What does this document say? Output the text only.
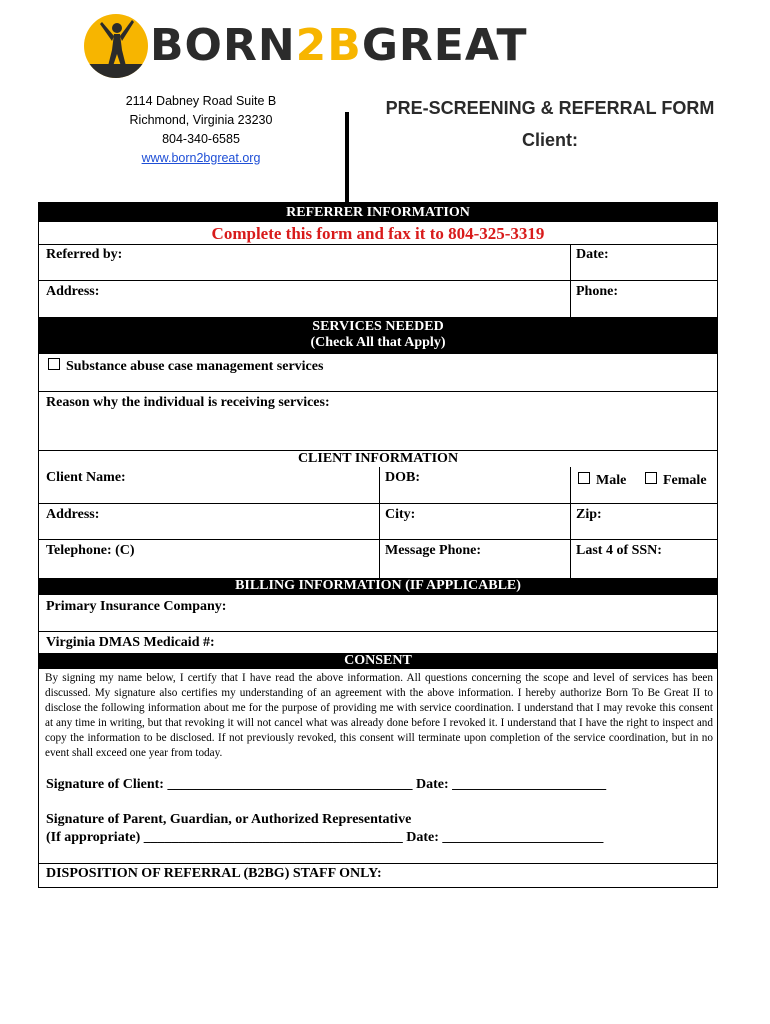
BORN2BGREAT
2114 Dabney Road Suite B
Richmond, Virginia 23230
804-340-6585
www.born2bgreat.org
PRE-SCREENING & REFERRAL FORM
Client:
REFERRER INFORMATION
Complete this form and fax it to 804-325-3319
Referred by:	Date:
Address:	Phone:
SERVICES NEEDED
(Check All that Apply)
Substance abuse case management services
Reason why the individual is receiving services:
CLIENT INFORMATION
Client Name:	DOB:	Male	Female
Address:	City:	Zip:
Telephone: (C)	Message Phone:	Last 4 of SSN:
BILLING INFORMATION (IF APPLICABLE)
Primary Insurance Company:
Virginia DMAS Medicaid #:
CONSENT
By signing my name below, I certify that I have read the above information. All questions concerning the scope and level of services has been discussed. My signature also certifies my understanding of an agreement with the above information. I hereby authorize Born To Be Great II to disclose the following information about me for the purpose of providing me with service coordination. I understand that I may revoke this consent at any time in writing, but that revoking it will not cancel what was already done before I revoked it. I understand that I have the right to inspect and copy the information to be disclosed. If not previously revoked, this consent will terminate upon completion of the service coordination, but in no event shall exceed one year from today.
Signature of Client: ___________________________________ Date: ______________________
Signature of Parent, Guardian, or Authorized Representative
(If appropriate) _____________________________________ Date: _______________________
DISPOSITION OF REFERRAL (B2BG) STAFF ONLY:
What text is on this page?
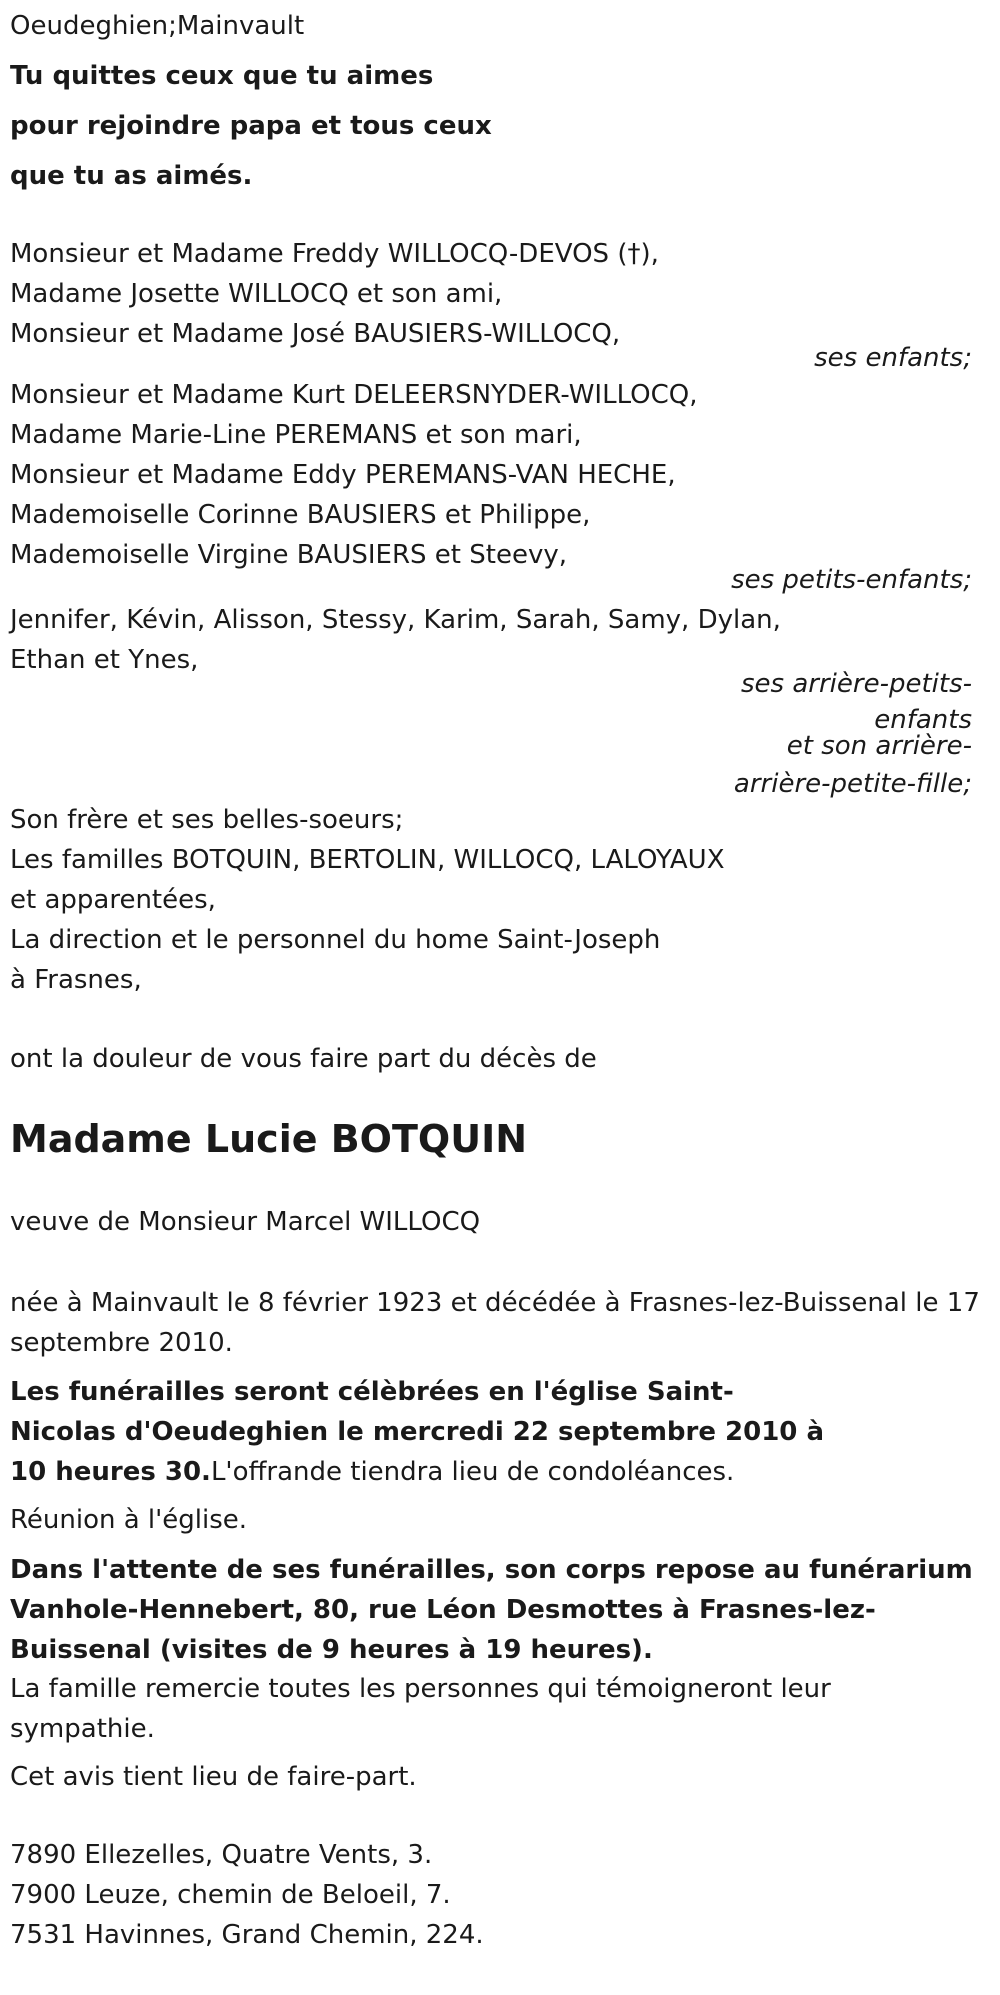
Oeudeghien;Mainvault
Tu quittes ceux que tu aimes
pour rejoindre papa et tous ceux
que tu as aimés.
Monsieur et Madame Freddy WILLOCQ-DEVOS (†),
Madame Josette WILLOCQ et son ami,
Monsieur et Madame José BAUSIERS-WILLOCQ,
ses enfants;
Monsieur et Madame Kurt DELEERSNYDER-WILLOCQ,
Madame Marie-Line PEREMANS et son mari,
Monsieur et Madame Eddy PEREMANS-VAN HECHE,
Mademoiselle Corinne BAUSIERS et Philippe,
Mademoiselle Virgine BAUSIERS et Steevy,
ses petits-enfants;
Jennifer, Kévin, Alisson, Stessy, Karim, Sarah, Samy, Dylan,
Ethan et Ynes,
ses arrière-petits-
enfants
et son arrière-
arrière-petite-fille;
Son frère et ses belles-soeurs;
Les familles BOTQUIN, BERTOLIN, WILLOCQ, LALOYAUX
et apparentées,
La direction et le personnel du home Saint-Joseph
à Frasnes,
ont la douleur de vous faire part du décès de
Madame Lucie BOTQUIN
veuve de Monsieur Marcel WILLOCQ
née à Mainvault le 8 février 1923 et décédée à Frasnes-lez-Buissenal le 17 septembre 2010.
Les funérailles seront célèbrées en l'église Saint-Nicolas d'Oeudeghien le mercredi 22 septembre 2010 à 10 heures 30.L'offrande tiendra lieu de condoléances.
Réunion à l'église.
Dans l'attente de ses funérailles, son corps repose au funérarium Vanhole-Hennebert, 80, rue Léon Desmottes à Frasnes-lez-Buissenal (visites de 9 heures à 19 heures).
La famille remercie toutes les personnes qui témoigneront leur sympathie.
Cet avis tient lieu de faire-part.
7890 Ellezelles, Quatre Vents, 3.
7900 Leuze, chemin de Beloeil, 7.
7531 Havinnes, Grand Chemin, 224.
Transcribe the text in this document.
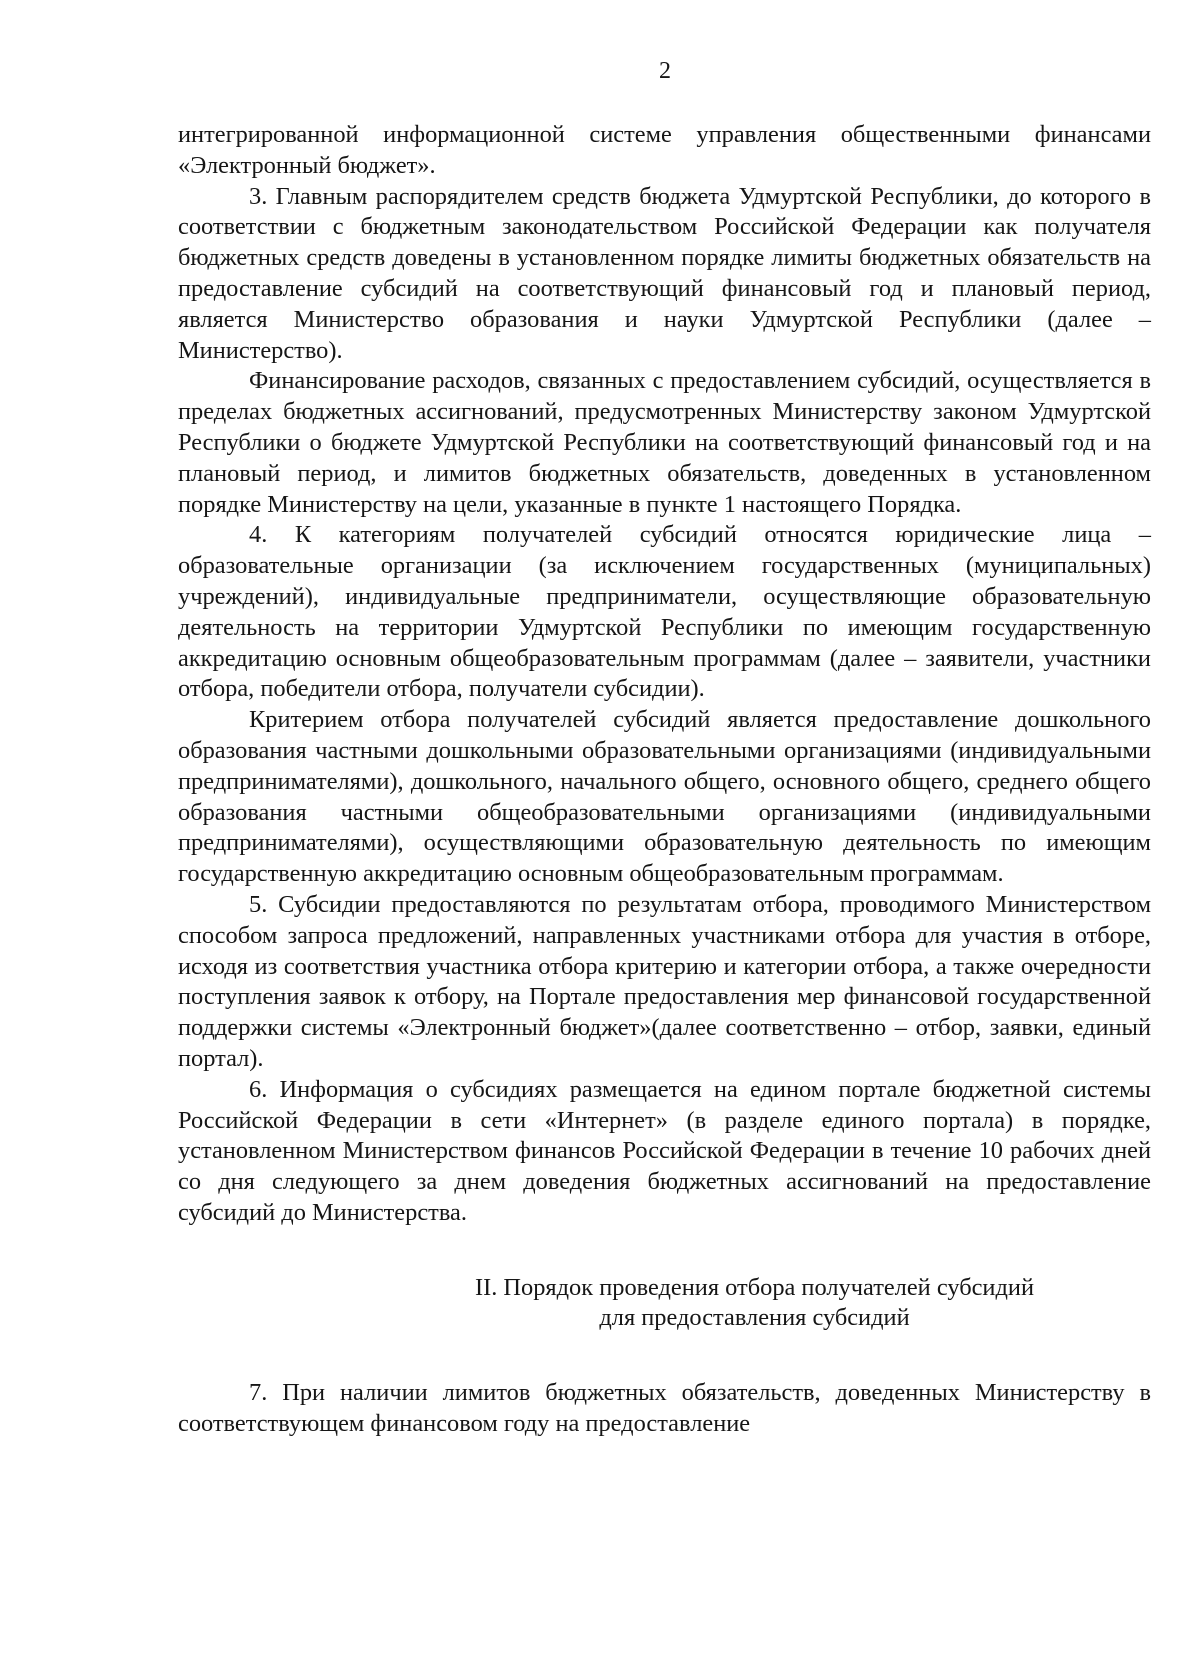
2

интегрированной информационной системе управления общественными финансами «Электронный бюджет».

3. Главным распорядителем средств бюджета Удмуртской Республики, до которого в соответствии с бюджетным законодательством Российской Федерации как получателя бюджетных средств доведены в установленном порядке лимиты бюджетных обязательств на предоставление субсидий на соответствующий финансовый год и плановый период, является Министерство образования и науки Удмуртской Республики (далее – Министерство).

Финансирование расходов, связанных с предоставлением субсидий, осуществляется в пределах бюджетных ассигнований, предусмотренных Министерству законом Удмуртской Республики о бюджете Удмуртской Республики на соответствующий финансовый год и на плановый период, и лимитов бюджетных обязательств, доведенных в установленном порядке Министерству на цели, указанные в пункте 1 настоящего Порядка.

4. К категориям получателей субсидий относятся юридические лица – образовательные организации (за исключением государственных (муниципальных) учреждений), индивидуальные предприниматели, осуществляющие образовательную деятельность на территории Удмуртской Республики по имеющим государственную аккредитацию основным общеобразовательным программам (далее – заявители, участники отбора, победители отбора, получатели субсидии).

Критерием отбора получателей субсидий является предоставление дошкольного образования частными дошкольными образовательными организациями (индивидуальными предпринимателями), дошкольного, начального общего, основного общего, среднего общего образования частными общеобразовательными организациями (индивидуальными предпринимателями), осуществляющими образовательную деятельность по имеющим государственную аккредитацию основным общеобразовательным программам.

5. Субсидии предоставляются по результатам отбора, проводимого Министерством способом запроса предложений, направленных участниками отбора для участия в отборе, исходя из соответствия участника отбора критерию и категории отбора, а также очередности поступления заявок к отбору, на Портале предоставления мер финансовой государственной поддержки системы «Электронный бюджет»(далее соответственно – отбор, заявки, единый портал).

6. Информация о субсидиях размещается на едином портале бюджетной системы Российской Федерации в сети «Интернет» (в разделе единого портала) в порядке, установленном Министерством финансов Российской Федерации в течение 10 рабочих дней со дня следующего за днем доведения бюджетных ассигнований на предоставление субсидий до Министерства.

II. Порядок проведения отбора получателей субсидий
для предоставления субсидий

7. При наличии лимитов бюджетных обязательств, доведенных Министерству в соответствующем финансовом году на предоставление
• • •
### Task details
Without the pictures, output the full listing exactly as it stands.

### Full response
What does this document say? Output the text only.
BORN2BGREAT
2114 Dabney Road Suite B
Richmond, Virginia 23230
804-340-6585
www.born2bgreat.org
PRE-SCREENING & REFERRAL FORM
Client:
REFERRER INFORMATION
Complete this form and fax it to 804-325-3319
Referred by:	Date:
Address:	Phone:
SERVICES NEEDED
(Check All that Apply)
Substance abuse case management services
Reason why the individual is receiving services:
CLIENT INFORMATION
Client Name:	DOB:	Male	Female
Address:	City:	Zip:
Telephone: (C)	Message Phone:	Last 4 of SSN:
BILLING INFORMATION (IF APPLICABLE)
Primary Insurance Company:
Virginia DMAS Medicaid #:
CONSENT
By signing my name below, I certify that I have read the above information. All questions concerning the scope and level of services has been discussed. My signature also certifies my understanding of an agreement with the above information. I hereby authorize Born To Be Great II to disclose the following information about me for the purpose of providing me with service coordination. I understand that I may revoke this consent at any time in writing, but that revoking it will not cancel what was already done before I revoked it. I understand that I have the right to inspect and copy the information to be disclosed. If not previously revoked, this consent will terminate upon completion of the service coordination, but in no event shall exceed one year from today.
Signature of Client: ___________________________________ Date: ______________________
Signature of Parent, Guardian, or Authorized Representative
(If appropriate) _____________________________________ Date: _______________________
DISPOSITION OF REFERRAL (B2BG) STAFF ONLY:
What text is on this page?
Oeudeghien;Mainvault
Tu quittes ceux que tu aimes
pour rejoindre papa et tous ceux
que tu as aimés.
Monsieur et Madame Freddy WILLOCQ-DEVOS (†),
Madame Josette WILLOCQ et son ami,
Monsieur et Madame José BAUSIERS-WILLOCQ,
ses enfants;
Monsieur et Madame Kurt DELEERSNYDER-WILLOCQ,
Madame Marie-Line PEREMANS et son mari,
Monsieur et Madame Eddy PEREMANS-VAN HECHE,
Mademoiselle Corinne BAUSIERS et Philippe,
Mademoiselle Virgine BAUSIERS et Steevy,
ses petits-enfants;
Jennifer, Kévin, Alisson, Stessy, Karim, Sarah, Samy, Dylan,
Ethan et Ynes,
ses arrière-petits-
enfants
et son arrière-
arrière-petite-fille;
Son frère et ses belles-soeurs;
Les familles BOTQUIN, BERTOLIN, WILLOCQ, LALOYAUX
et apparentées,
La direction et le personnel du home Saint-Joseph
à Frasnes,
ont la douleur de vous faire part du décès de
Madame Lucie BOTQUIN
veuve de Monsieur Marcel WILLOCQ
née à Mainvault le 8 février 1923 et décédée à Frasnes-lez-Buissenal le 17 septembre 2010.
Les funérailles seront célèbrées en l'église Saint-Nicolas d'Oeudeghien le mercredi 22 septembre 2010 à 10 heures 30.L'offrande tiendra lieu de condoléances.
Réunion à l'église.
Dans l'attente de ses funérailles, son corps repose au funérarium Vanhole-Hennebert, 80, rue Léon Desmottes à Frasnes-lez-Buissenal (visites de 9 heures à 19 heures).
La famille remercie toutes les personnes qui témoigneront leur sympathie.
Cet avis tient lieu de faire-part.
7890 Ellezelles, Quatre Vents, 3.
7900 Leuze, chemin de Beloeil, 7.
7531 Havinnes, Grand Chemin, 224.
Transcribe the text in this document.
2

интегрированной информационной системе управления общественными финансами «Электронный бюджет».

3. Главным распорядителем средств бюджета Удмуртской Республики, до которого в соответствии с бюджетным законодательством Российской Федерации как получателя бюджетных средств доведены в установленном порядке лимиты бюджетных обязательств на предоставление субсидий на соответствующий финансовый год и плановый период, является Министерство образования и науки Удмуртской Республики (далее – Министерство).

Финансирование расходов, связанных с предоставлением субсидий, осуществляется в пределах бюджетных ассигнований, предусмотренных Министерству законом Удмуртской Республики о бюджете Удмуртской Республики на соответствующий финансовый год и на плановый период, и лимитов бюджетных обязательств, доведенных в установленном порядке Министерству на цели, указанные в пункте 1 настоящего Порядка.

4. К категориям получателей субсидий относятся юридические лица – образовательные организации (за исключением государственных (муниципальных) учреждений), индивидуальные предприниматели, осуществляющие образовательную деятельность на территории Удмуртской Республики по имеющим государственную аккредитацию основным общеобразовательным программам (далее – заявители, участники отбора, победители отбора, получатели субсидии).

Критерием отбора получателей субсидий является предоставление дошкольного образования частными дошкольными образовательными организациями (индивидуальными предпринимателями), дошкольного, начального общего, основного общего, среднего общего образования частными общеобразовательными организациями (индивидуальными предпринимателями), осуществляющими образовательную деятельность по имеющим государственную аккредитацию основным общеобразовательным программам.

5. Субсидии предоставляются по результатам отбора, проводимого Министерством способом запроса предложений, направленных участниками отбора для участия в отборе, исходя из соответствия участника отбора критерию и категории отбора, а также очередности поступления заявок к отбору, на Портале предоставления мер финансовой государственной поддержки системы «Электронный бюджет»(далее соответственно – отбор, заявки, единый портал).

6. Информация о субсидиях размещается на едином портале бюджетной системы Российской Федерации в сети «Интернет» (в разделе единого портала) в порядке, установленном Министерством финансов Российской Федерации в течение 10 рабочих дней со дня следующего за днем доведения бюджетных ассигнований на предоставление субсидий до Министерства.

II. Порядок проведения отбора получателей субсидий
для предоставления субсидий

7. При наличии лимитов бюджетных обязательств, доведенных Министерству в соответствующем финансовом году на предоставление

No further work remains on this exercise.